** BEGIN DATA FOR PROCESSING **

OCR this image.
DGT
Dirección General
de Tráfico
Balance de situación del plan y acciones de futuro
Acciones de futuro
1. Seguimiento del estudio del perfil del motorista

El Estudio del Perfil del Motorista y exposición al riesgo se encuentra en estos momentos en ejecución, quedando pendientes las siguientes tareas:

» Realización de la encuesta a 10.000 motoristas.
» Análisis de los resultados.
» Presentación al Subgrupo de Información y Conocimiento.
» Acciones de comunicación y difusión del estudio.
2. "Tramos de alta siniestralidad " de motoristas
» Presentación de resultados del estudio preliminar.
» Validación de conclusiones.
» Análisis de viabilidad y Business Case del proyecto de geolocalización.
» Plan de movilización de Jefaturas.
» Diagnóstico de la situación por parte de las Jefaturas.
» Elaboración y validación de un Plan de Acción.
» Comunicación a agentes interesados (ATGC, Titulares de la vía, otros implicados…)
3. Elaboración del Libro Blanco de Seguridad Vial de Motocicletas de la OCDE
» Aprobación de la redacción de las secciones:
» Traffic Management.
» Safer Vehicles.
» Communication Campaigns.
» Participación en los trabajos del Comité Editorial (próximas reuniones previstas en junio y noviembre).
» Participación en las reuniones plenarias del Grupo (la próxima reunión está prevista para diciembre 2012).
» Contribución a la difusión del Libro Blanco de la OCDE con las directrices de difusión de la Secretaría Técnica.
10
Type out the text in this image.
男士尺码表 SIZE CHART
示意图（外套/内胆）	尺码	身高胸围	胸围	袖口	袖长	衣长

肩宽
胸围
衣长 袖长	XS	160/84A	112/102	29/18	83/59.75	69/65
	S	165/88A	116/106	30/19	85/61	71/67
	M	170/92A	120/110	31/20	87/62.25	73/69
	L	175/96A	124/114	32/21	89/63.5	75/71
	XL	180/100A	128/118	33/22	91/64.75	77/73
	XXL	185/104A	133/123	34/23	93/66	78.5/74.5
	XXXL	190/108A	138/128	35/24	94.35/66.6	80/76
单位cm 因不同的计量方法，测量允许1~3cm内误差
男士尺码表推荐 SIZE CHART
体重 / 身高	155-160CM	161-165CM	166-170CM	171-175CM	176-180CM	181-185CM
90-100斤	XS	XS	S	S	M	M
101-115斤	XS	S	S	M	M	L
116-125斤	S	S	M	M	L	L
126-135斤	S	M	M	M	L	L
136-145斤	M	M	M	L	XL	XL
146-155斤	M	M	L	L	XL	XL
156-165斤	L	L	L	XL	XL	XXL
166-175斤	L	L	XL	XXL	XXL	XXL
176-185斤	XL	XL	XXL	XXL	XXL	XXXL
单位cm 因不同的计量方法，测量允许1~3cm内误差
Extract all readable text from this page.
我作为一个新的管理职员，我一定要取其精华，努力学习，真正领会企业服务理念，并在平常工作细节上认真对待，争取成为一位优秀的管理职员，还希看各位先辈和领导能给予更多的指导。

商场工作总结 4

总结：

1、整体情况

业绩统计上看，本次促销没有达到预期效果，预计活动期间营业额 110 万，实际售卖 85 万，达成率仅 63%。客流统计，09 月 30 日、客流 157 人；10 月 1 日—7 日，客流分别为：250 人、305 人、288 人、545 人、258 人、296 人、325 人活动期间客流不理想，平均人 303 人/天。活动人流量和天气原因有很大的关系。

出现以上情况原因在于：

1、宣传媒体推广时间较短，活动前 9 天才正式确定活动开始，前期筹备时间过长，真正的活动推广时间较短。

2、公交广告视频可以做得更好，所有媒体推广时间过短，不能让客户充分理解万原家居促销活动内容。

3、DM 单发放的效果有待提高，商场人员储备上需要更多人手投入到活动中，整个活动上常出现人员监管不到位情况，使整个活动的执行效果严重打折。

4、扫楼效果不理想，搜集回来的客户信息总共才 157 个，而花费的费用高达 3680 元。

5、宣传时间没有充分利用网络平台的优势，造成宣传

** END DATA FOR PROCESSING **

• **EXERCISE PROMPT**
Give back the whole listing exactly as it reads.

• **TASK SOLUTION**
OCR this image.
DGT
Dirección General
de Tráfico
Balance de situación del plan y acciones de futuro
Acciones de futuro
1. Seguimiento del estudio del perfil del motorista

El Estudio del Perfil del Motorista y exposición al riesgo se encuentra en estos momentos en ejecución, quedando pendientes las siguientes tareas:

» Realización de la encuesta a 10.000 motoristas.
» Análisis de los resultados.
» Presentación al Subgrupo de Información y Conocimiento.
» Acciones de comunicación y difusión del estudio.
2. "Tramos de alta siniestralidad " de motoristas
» Presentación de resultados del estudio preliminar.
» Validación de conclusiones.
» Análisis de viabilidad y Business Case del proyecto de geolocalización.
» Plan de movilización de Jefaturas.
» Diagnóstico de la situación por parte de las Jefaturas.
» Elaboración y validación de un Plan de Acción.
» Comunicación a agentes interesados (ATGC, Titulares de la vía, otros implicados…)
3. Elaboración del Libro Blanco de Seguridad Vial de Motocicletas de la OCDE
» Aprobación de la redacción de las secciones:
» Traffic Management.
» Safer Vehicles.
» Communication Campaigns.
» Participación en los trabajos del Comité Editorial (próximas reuniones previstas en junio y noviembre).
» Participación en las reuniones plenarias del Grupo (la próxima reunión está prevista para diciembre 2012).
» Contribución a la difusión del Libro Blanco de la OCDE con las directrices de difusión de la Secretaría Técnica.
10
Type out the text in this image.
男士尺码表 SIZE CHART
示意图（外套/内胆）	尺码	身高胸围	胸围	袖口	袖长	衣长

肩宽
胸围
衣长 袖长	XS	160/84A	112/102	29/18	83/59.75	69/65
	S	165/88A	116/106	30/19	85/61	71/67
	M	170/92A	120/110	31/20	87/62.25	73/69
	L	175/96A	124/114	32/21	89/63.5	75/71
	XL	180/100A	128/118	33/22	91/64.75	77/73
	XXL	185/104A	133/123	34/23	93/66	78.5/74.5
	XXXL	190/108A	138/128	35/24	94.35/66.6	80/76
单位cm 因不同的计量方法，测量允许1~3cm内误差
男士尺码表推荐 SIZE CHART
体重 / 身高	155-160CM	161-165CM	166-170CM	171-175CM	176-180CM	181-185CM
90-100斤	XS	XS	S	S	M	M
101-115斤	XS	S	S	M	M	L
116-125斤	S	S	M	M	L	L
126-135斤	S	M	M	M	L	L
136-145斤	M	M	M	L	XL	XL
146-155斤	M	M	L	L	XL	XL
156-165斤	L	L	L	XL	XL	XXL
166-175斤	L	L	XL	XXL	XXL	XXL
176-185斤	XL	XL	XXL	XXL	XXL	XXXL
单位cm 因不同的计量方法，测量允许1~3cm内误差
Extract all readable text from this page.
我作为一个新的管理职员，我一定要取其精华，努力学习，真正领会企业服务理念，并在平常工作细节上认真对待，争取成为一位优秀的管理职员，还希看各位先辈和领导能给予更多的指导。

商场工作总结 4

总结：

1、整体情况

业绩统计上看，本次促销没有达到预期效果，预计活动期间营业额 110 万，实际售卖 85 万，达成率仅 63%。客流统计，09 月 30 日、客流 157 人；10 月 1 日—7 日，客流分别为：250 人、305 人、288 人、545 人、258 人、296 人、325 人活动期间客流不理想，平均人 303 人/天。活动人流量和天气原因有很大的关系。

出现以上情况原因在于：

1、宣传媒体推广时间较短，活动前 9 天才正式确定活动开始，前期筹备时间过长，真正的活动推广时间较短。

2、公交广告视频可以做得更好，所有媒体推广时间过短，不能让客户充分理解万原家居促销活动内容。

3、DM 单发放的效果有待提高，商场人员储备上需要更多人手投入到活动中，整个活动上常出现人员监管不到位情况，使整个活动的执行效果严重打折。

4、扫楼效果不理想，搜集回来的客户信息总共才 157 个，而花费的费用高达 3680 元。

5、宣传时间没有充分利用网络平台的优势，造成宣传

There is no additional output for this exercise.